### PROMPT:
The entries below should be given again exactly, minus their pictures.
^^^^
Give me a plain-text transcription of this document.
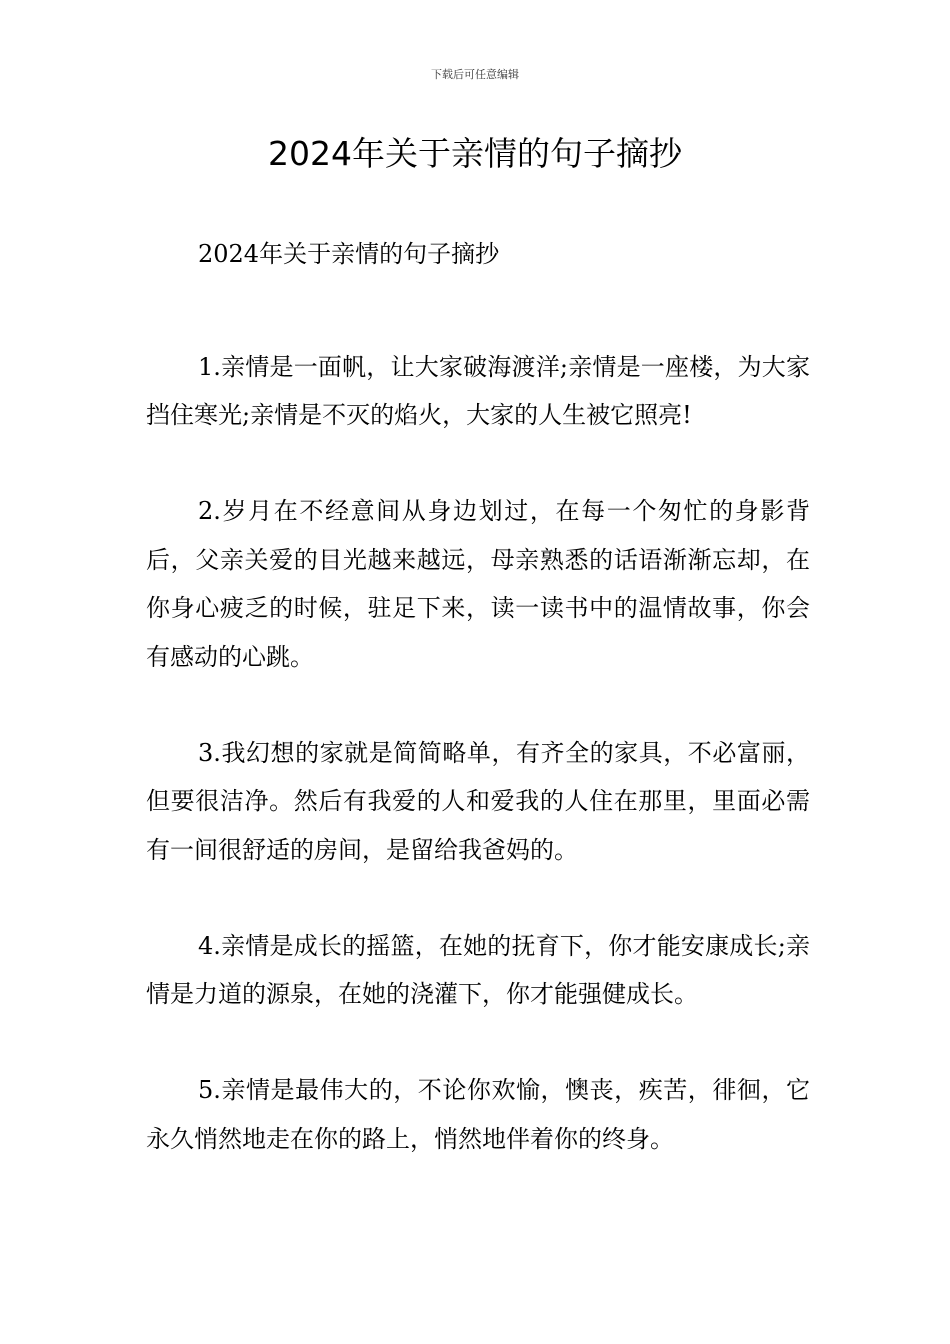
下载后可任意编辑
2024年关于亲情的句子摘抄

2024年关于亲情的句子摘抄

1.亲情是一面帆，让大家破海渡洋;亲情是一座楼，为大家挡住寒光;亲情是不灭的焰火，大家的人生被它照亮!

2.岁月在不经意间从身边划过，在每一个匆忙的身影背后，父亲关爱的目光越来越远，母亲熟悉的话语渐渐忘却，在你身心疲乏的时候，驻足下来，读一读书中的温情故事，你会有感动的心跳。

3.我幻想的家就是简简略单，有齐全的家具，不必富丽，但要很洁净。然后有我爱的人和爱我的人住在那里，里面必需有一间很舒适的房间，是留给我爸妈的。

4.亲情是成长的摇篮，在她的抚育下，你才能安康成长;亲情是力道的源泉，在她的浇灌下，你才能强健成长。

5.亲情是最伟大的，不论你欢愉，懊丧，疾苦，徘徊，它永久悄然地走在你的路上，悄然地伴着你的终身。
^^^^
### RESPONSE BELOW:
Give me a plain-text transcription of this document.
下载后可任意编辑
2024年关于亲情的句子摘抄

2024年关于亲情的句子摘抄

1.亲情是一面帆，让大家破海渡洋;亲情是一座楼，为大家挡住寒光;亲情是不灭的焰火，大家的人生被它照亮!

2.岁月在不经意间从身边划过，在每一个匆忙的身影背后，父亲关爱的目光越来越远，母亲熟悉的话语渐渐忘却，在你身心疲乏的时候，驻足下来，读一读书中的温情故事，你会有感动的心跳。

3.我幻想的家就是简简略单，有齐全的家具，不必富丽，但要很洁净。然后有我爱的人和爱我的人住在那里，里面必需有一间很舒适的房间，是留给我爸妈的。

4.亲情是成长的摇篮，在她的抚育下，你才能安康成长;亲情是力道的源泉，在她的浇灌下，你才能强健成长。

5.亲情是最伟大的，不论你欢愉，懊丧，疾苦，徘徊，它永久悄然地走在你的路上，悄然地伴着你的终身。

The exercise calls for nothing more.